Exercise details
Give every entry again, word for word.

###

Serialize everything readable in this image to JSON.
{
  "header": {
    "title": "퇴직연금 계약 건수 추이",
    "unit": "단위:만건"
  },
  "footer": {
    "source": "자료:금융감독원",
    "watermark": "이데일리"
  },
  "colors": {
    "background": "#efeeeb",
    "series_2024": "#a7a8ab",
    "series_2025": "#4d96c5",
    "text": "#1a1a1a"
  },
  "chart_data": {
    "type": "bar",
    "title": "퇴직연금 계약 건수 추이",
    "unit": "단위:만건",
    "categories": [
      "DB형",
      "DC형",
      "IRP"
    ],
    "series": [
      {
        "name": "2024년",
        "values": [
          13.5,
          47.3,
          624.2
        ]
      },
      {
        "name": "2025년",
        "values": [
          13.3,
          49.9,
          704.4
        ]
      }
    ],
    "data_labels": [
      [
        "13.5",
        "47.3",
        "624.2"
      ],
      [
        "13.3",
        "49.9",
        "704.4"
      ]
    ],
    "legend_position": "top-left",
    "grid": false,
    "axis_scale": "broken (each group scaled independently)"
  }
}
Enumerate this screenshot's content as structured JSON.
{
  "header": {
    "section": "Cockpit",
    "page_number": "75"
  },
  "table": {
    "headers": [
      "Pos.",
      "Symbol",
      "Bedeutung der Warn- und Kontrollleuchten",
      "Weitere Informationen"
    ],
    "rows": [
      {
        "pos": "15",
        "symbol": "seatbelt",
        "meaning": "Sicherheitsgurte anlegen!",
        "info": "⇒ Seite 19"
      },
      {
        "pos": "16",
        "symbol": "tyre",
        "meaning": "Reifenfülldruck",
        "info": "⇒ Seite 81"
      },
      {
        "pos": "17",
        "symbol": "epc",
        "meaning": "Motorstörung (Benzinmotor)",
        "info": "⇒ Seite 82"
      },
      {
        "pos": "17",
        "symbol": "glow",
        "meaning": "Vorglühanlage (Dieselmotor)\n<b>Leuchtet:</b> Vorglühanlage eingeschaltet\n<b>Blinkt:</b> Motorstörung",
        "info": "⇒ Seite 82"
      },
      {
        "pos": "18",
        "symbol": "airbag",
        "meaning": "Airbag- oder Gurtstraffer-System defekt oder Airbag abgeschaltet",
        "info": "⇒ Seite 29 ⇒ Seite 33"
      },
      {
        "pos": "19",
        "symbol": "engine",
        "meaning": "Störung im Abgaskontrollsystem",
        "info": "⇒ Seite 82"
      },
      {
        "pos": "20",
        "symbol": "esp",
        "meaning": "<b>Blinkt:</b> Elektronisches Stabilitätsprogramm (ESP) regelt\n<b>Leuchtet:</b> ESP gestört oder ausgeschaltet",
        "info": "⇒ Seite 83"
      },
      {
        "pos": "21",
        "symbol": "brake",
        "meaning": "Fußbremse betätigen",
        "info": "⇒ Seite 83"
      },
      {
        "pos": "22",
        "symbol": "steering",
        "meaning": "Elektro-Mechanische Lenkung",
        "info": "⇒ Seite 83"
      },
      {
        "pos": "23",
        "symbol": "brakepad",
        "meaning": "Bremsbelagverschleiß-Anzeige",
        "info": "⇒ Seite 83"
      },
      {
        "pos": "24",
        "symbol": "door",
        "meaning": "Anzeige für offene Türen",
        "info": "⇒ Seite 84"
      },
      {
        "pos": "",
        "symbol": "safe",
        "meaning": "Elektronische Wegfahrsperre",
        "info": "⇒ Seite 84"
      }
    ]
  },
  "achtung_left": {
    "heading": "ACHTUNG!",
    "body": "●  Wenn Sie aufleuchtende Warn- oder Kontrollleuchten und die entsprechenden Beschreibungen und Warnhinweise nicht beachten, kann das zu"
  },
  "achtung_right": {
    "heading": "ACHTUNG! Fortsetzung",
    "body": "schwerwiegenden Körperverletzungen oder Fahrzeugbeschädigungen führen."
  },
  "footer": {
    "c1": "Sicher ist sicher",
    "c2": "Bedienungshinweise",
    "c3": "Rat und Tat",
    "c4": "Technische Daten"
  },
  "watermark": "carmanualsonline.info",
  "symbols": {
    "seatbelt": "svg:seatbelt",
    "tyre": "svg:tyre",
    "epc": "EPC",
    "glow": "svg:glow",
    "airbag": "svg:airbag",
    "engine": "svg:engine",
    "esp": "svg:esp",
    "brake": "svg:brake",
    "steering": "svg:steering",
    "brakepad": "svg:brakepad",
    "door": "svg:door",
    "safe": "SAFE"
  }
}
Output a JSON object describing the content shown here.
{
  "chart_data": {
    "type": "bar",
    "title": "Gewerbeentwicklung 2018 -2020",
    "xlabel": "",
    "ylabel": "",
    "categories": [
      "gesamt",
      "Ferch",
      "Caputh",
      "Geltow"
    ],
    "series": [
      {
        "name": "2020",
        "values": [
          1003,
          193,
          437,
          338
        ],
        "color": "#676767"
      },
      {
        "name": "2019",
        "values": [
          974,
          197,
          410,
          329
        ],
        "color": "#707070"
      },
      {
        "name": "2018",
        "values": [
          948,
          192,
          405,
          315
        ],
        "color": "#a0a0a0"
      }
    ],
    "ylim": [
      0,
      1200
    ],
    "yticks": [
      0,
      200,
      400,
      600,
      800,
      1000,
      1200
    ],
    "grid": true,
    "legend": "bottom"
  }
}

###

Result
Serialize everything readable in this image to JSON.
{
  "header": {
    "title": "퇴직연금 계약 건수 추이",
    "unit": "단위:만건"
  },
  "footer": {
    "source": "자료:금융감독원",
    "watermark": "이데일리"
  },
  "colors": {
    "background": "#efeeeb",
    "series_2024": "#a7a8ab",
    "series_2025": "#4d96c5",
    "text": "#1a1a1a"
  },
  "chart_data": {
    "type": "bar",
    "title": "퇴직연금 계약 건수 추이",
    "unit": "단위:만건",
    "categories": [
      "DB형",
      "DC형",
      "IRP"
    ],
    "series": [
      {
        "name": "2024년",
        "values": [
          13.5,
          47.3,
          624.2
        ]
      },
      {
        "name": "2025년",
        "values": [
          13.3,
          49.9,
          704.4
        ]
      }
    ],
    "data_labels": [
      [
        "13.5",
        "47.3",
        "624.2"
      ],
      [
        "13.3",
        "49.9",
        "704.4"
      ]
    ],
    "legend_position": "top-left",
    "grid": false,
    "axis_scale": "broken (each group scaled independently)"
  }
}
Enumerate this screenshot's content as structured JSON.
{
  "header": {
    "section": "Cockpit",
    "page_number": "75"
  },
  "table": {
    "headers": [
      "Pos.",
      "Symbol",
      "Bedeutung der Warn- und Kontrollleuchten",
      "Weitere Informationen"
    ],
    "rows": [
      {
        "pos": "15",
        "symbol": "seatbelt",
        "meaning": "Sicherheitsgurte anlegen!",
        "info": "⇒ Seite 19"
      },
      {
        "pos": "16",
        "symbol": "tyre",
        "meaning": "Reifenfülldruck",
        "info": "⇒ Seite 81"
      },
      {
        "pos": "17",
        "symbol": "epc",
        "meaning": "Motorstörung (Benzinmotor)",
        "info": "⇒ Seite 82"
      },
      {
        "pos": "17",
        "symbol": "glow",
        "meaning": "Vorglühanlage (Dieselmotor)\n<b>Leuchtet:</b> Vorglühanlage eingeschaltet\n<b>Blinkt:</b> Motorstörung",
        "info": "⇒ Seite 82"
      },
      {
        "pos": "18",
        "symbol": "airbag",
        "meaning": "Airbag- oder Gurtstraffer-System defekt oder Airbag abgeschaltet",
        "info": "⇒ Seite 29 ⇒ Seite 33"
      },
      {
        "pos": "19",
        "symbol": "engine",
        "meaning": "Störung im Abgaskontrollsystem",
        "info": "⇒ Seite 82"
      },
      {
        "pos": "20",
        "symbol": "esp",
        "meaning": "<b>Blinkt:</b> Elektronisches Stabilitätsprogramm (ESP) regelt\n<b>Leuchtet:</b> ESP gestört oder ausgeschaltet",
        "info": "⇒ Seite 83"
      },
      {
        "pos": "21",
        "symbol": "brake",
        "meaning": "Fußbremse betätigen",
        "info": "⇒ Seite 83"
      },
      {
        "pos": "22",
        "symbol": "steering",
        "meaning": "Elektro-Mechanische Lenkung",
        "info": "⇒ Seite 83"
      },
      {
        "pos": "23",
        "symbol": "brakepad",
        "meaning": "Bremsbelagverschleiß-Anzeige",
        "info": "⇒ Seite 83"
      },
      {
        "pos": "24",
        "symbol": "door",
        "meaning": "Anzeige für offene Türen",
        "info": "⇒ Seite 84"
      },
      {
        "pos": "",
        "symbol": "safe",
        "meaning": "Elektronische Wegfahrsperre",
        "info": "⇒ Seite 84"
      }
    ]
  },
  "achtung_left": {
    "heading": "ACHTUNG!",
    "body": "●  Wenn Sie aufleuchtende Warn- oder Kontrollleuchten und die entsprechenden Beschreibungen und Warnhinweise nicht beachten, kann das zu"
  },
  "achtung_right": {
    "heading": "ACHTUNG! Fortsetzung",
    "body": "schwerwiegenden Körperverletzungen oder Fahrzeugbeschädigungen führen."
  },
  "footer": {
    "c1": "Sicher ist sicher",
    "c2": "Bedienungshinweise",
    "c3": "Rat und Tat",
    "c4": "Technische Daten"
  },
  "watermark": "carmanualsonline.info",
  "symbols": {
    "seatbelt": "svg:seatbelt",
    "tyre": "svg:tyre",
    "epc": "EPC",
    "glow": "svg:glow",
    "airbag": "svg:airbag",
    "engine": "svg:engine",
    "esp": "svg:esp",
    "brake": "svg:brake",
    "steering": "svg:steering",
    "brakepad": "svg:brakepad",
    "door": "svg:door",
    "safe": "SAFE"
  }
}
Output a JSON object describing the content shown here.
{
  "chart_data": {
    "type": "bar",
    "title": "Gewerbeentwicklung 2018 -2020",
    "xlabel": "",
    "ylabel": "",
    "categories": [
      "gesamt",
      "Ferch",
      "Caputh",
      "Geltow"
    ],
    "series": [
      {
        "name": "2020",
        "values": [
          1003,
          193,
          437,
          338
        ],
        "color": "#676767"
      },
      {
        "name": "2019",
        "values": [
          974,
          197,
          410,
          329
        ],
        "color": "#707070"
      },
      {
        "name": "2018",
        "values": [
          948,
          192,
          405,
          315
        ],
        "color": "#a0a0a0"
      }
    ],
    "ylim": [
      0,
      1200
    ],
    "yticks": [
      0,
      200,
      400,
      600,
      800,
      1000,
      1200
    ],
    "grid": true,
    "legend": "bottom"
  }
}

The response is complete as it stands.